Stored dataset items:
——

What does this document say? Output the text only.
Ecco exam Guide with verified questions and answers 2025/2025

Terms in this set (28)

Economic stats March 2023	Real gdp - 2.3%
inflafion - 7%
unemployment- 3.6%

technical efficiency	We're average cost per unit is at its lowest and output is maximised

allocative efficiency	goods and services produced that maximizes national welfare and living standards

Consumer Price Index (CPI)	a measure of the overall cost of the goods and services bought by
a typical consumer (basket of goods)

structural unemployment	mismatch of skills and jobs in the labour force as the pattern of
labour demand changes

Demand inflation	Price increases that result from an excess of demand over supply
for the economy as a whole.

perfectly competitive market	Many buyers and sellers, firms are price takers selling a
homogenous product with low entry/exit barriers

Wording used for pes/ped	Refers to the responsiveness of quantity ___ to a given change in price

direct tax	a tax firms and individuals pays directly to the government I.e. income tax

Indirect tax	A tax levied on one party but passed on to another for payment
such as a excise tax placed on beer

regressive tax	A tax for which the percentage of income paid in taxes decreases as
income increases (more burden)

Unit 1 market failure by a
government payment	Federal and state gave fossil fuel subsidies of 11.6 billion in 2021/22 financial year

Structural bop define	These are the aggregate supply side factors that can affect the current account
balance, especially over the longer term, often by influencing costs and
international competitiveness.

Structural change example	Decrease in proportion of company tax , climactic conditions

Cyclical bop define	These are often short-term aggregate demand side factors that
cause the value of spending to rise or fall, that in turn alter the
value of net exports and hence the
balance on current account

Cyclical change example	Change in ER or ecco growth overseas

——

_EXERCISE PROMPT_. Restate the data above exactly, keeping each word as it stands.

_SOLUTION_.
What does this document say? Output the text only.
Ecco exam Guide with verified questions and answers 2025/2025

Terms in this set (28)

Economic stats March 2023	Real gdp - 2.3%
inflafion - 7%
unemployment- 3.6%

technical efficiency	We're average cost per unit is at its lowest and output is maximised

allocative efficiency	goods and services produced that maximizes national welfare and living standards

Consumer Price Index (CPI)	a measure of the overall cost of the goods and services bought by
a typical consumer (basket of goods)

structural unemployment	mismatch of skills and jobs in the labour force as the pattern of
labour demand changes

Demand inflation	Price increases that result from an excess of demand over supply
for the economy as a whole.

perfectly competitive market	Many buyers and sellers, firms are price takers selling a
homogenous product with low entry/exit barriers

Wording used for pes/ped	Refers to the responsiveness of quantity ___ to a given change in price

direct tax	a tax firms and individuals pays directly to the government I.e. income tax

Indirect tax	A tax levied on one party but passed on to another for payment
such as a excise tax placed on beer

regressive tax	A tax for which the percentage of income paid in taxes decreases as
income increases (more burden)

Unit 1 market failure by a
government payment	Federal and state gave fossil fuel subsidies of 11.6 billion in 2021/22 financial year

Structural bop define	These are the aggregate supply side factors that can affect the current account
balance, especially over the longer term, often by influencing costs and
international competitiveness.

Structural change example	Decrease in proportion of company tax , climactic conditions

Cyclical bop define	These are often short-term aggregate demand side factors that
cause the value of spending to rise or fall, that in turn alter the
value of net exports and hence the
balance on current account

Cyclical change example	Change in ER or ecco growth overseas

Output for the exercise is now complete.